She now runs the Ivy Lodge bed-and-breakfast.
She
conceded the island’s appeal can be hard for some to appreciate.
“Some
people come here and look around and say: ‘It’s misty, it’s muddy, it’s
raining, there’s nothing to do, why would you be here?’” she said as she looked
out onto a scenic shoreline from which she swims even in winter. Rum, she
added, “either grabs people or it doesn’t.”
In summer
islanders enjoy spectacular, deserted beaches, spontaneous barbecues, plus the
occasional ceilidh (pronounced KAY-lee), or a party with traditional music.
On the
downside, the community, while very supportive, is so small that nothing stays
secret for long.
It is best
not to fall out with neighbors because they are impossible to avoid. And
islanders need to be resourceful. When Ms. Fliss requested a technician from
the mainland to fix the phone box outside her home, she was instead sent a
replacement unit to install herself.
The arrival
of new families has rejuvenated the school, boosting its roll from two to five,
according to Susie Murphy, 42, one of two teachers taking turns to come from
the mainland. “It’s been really challenging but really good fun,” she said.
The school,
which was once a small church, teaches children up to age 11 or 12. Older
students have to go to a high school on the mainland, returning to Rum on
weekends, weather and the ferry permitting. The lodging for visiting teachers
is a well-equipped trailer home, or caravan.
“When the
weather is wild the caravan shakes,” said Ms. Murphy, adding that sleeping
could be difficult in September because “during rutting season the deer roar
right through the night.”
Kim Taylor,
who runs the cafe in summer, also has a small venison business. Little has
changed in that line of work for more than a century: The carcasses of animals
culled to keep the deer population sustainable are brought from the hillside by
wild ponies.
Rum has no
real agriculture, something one of the arrivals, Stephen Atkinson, 40, hopes to
change by keeping some pigs. He has yet to secure permission. The village is
owned by a community trust and most of the rest of the island by NatureScot,
Scotland’s nature agency, so decision-making can be slow.
Though he
said winter nights can be depressing, Mr. Atkinson, who moved to Rum from
northern England, isn’t deterred by the rain.
“We live in
a world now where people associate sunny and hot weather with positivity and
happiness and rainy and dark as negative,” he said. “But there is beauty in
everything, and I quite enjoy cold, windy and stormy weather.”
With so few
people, the social interactions that do occur can be intense, Mr. Atkinson
noted, with a short trip to the village shop stretching into an hourslong outing
with all the requisite stops to chat.

TASK INSTRUCTIONS
A: Decide whether each statement agrees with the passage about life on Rum, answering yes or no and quoting the exact words from the passage that settle it: (i) the island's school was once a small church; (ii) Stephen Atkinson has already been given permission to keep pigs; (iii) deer carcasses are brought down from the hillside by tractor.
B: Using the passage about life on Rum, explain in one to three sentences why decision-making on the island can be slow.
The records aren't needed for these tasks.

PROVIDED MATERIAL

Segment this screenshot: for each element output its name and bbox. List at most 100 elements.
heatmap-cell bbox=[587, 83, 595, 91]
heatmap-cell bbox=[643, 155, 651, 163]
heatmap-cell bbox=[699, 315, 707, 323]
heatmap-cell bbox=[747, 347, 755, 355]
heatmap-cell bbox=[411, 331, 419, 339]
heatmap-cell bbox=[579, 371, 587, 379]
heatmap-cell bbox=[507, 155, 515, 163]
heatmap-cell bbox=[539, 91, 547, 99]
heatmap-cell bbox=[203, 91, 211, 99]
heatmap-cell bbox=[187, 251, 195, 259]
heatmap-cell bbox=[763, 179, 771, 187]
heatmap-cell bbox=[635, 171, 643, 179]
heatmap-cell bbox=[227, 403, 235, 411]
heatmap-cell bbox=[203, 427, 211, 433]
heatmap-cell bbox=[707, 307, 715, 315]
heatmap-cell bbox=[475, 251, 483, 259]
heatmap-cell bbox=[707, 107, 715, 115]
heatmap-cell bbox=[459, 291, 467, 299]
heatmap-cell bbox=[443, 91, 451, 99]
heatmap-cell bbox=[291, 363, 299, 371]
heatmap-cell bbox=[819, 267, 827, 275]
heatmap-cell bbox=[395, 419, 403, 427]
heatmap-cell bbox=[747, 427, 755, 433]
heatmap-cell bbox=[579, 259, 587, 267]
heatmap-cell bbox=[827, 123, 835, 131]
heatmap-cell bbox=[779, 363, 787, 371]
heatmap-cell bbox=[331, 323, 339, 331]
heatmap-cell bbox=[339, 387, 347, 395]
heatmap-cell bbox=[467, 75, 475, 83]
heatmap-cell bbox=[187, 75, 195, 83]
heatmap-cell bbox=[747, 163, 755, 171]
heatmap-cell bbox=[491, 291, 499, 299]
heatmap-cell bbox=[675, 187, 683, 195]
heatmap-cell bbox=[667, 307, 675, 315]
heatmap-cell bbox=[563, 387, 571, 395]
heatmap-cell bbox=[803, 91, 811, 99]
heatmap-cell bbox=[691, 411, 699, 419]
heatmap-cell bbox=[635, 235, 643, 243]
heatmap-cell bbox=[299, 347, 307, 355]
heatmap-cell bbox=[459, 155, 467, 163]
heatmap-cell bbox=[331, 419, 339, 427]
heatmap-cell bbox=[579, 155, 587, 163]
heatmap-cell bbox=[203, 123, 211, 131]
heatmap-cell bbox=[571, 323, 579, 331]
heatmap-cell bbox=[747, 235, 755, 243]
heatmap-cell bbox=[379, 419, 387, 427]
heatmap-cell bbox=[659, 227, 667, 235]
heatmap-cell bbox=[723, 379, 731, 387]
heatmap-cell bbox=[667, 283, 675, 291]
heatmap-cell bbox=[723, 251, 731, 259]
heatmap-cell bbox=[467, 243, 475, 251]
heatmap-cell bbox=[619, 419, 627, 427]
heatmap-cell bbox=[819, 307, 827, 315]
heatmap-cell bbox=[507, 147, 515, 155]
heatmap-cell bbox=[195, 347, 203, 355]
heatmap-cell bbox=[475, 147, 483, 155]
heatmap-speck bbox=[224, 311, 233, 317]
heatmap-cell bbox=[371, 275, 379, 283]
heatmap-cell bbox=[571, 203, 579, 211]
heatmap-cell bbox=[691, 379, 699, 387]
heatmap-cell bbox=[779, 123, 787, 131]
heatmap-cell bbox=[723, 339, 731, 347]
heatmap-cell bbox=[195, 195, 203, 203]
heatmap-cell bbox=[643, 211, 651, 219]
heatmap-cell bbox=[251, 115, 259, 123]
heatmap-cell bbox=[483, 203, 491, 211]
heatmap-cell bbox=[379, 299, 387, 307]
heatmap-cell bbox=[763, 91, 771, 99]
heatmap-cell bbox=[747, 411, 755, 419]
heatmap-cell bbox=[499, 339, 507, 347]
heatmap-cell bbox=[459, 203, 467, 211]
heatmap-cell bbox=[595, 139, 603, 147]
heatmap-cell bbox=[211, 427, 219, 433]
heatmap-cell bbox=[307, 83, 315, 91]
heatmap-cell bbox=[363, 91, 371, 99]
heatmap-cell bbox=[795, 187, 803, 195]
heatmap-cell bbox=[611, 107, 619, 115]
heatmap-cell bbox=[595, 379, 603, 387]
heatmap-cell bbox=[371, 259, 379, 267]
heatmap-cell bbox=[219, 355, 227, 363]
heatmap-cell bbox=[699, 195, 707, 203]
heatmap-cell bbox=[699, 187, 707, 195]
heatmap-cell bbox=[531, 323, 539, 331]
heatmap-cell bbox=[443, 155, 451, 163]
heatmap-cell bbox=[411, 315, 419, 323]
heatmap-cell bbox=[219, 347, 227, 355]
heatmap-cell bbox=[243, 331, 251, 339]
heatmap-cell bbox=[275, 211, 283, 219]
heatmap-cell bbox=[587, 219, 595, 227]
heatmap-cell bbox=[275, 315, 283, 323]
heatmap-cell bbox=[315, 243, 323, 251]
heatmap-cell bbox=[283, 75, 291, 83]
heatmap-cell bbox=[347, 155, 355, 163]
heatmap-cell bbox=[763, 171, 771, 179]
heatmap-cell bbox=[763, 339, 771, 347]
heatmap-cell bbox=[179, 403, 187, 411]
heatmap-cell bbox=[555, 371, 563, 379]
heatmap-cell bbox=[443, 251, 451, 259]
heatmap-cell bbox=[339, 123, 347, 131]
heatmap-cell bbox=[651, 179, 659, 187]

ANSWERS BY ITEM
A:
(i) Yes: "which was once a small church."
(ii) No: "He has yet to secure permission."
(iii) No: "are brought from the hillside by wild ponies."

B: The village is owned by a community trust, and most of the rest of the island is owned by NatureScot, Scotland's nature agency. The passage says this is why decision-making can be slow.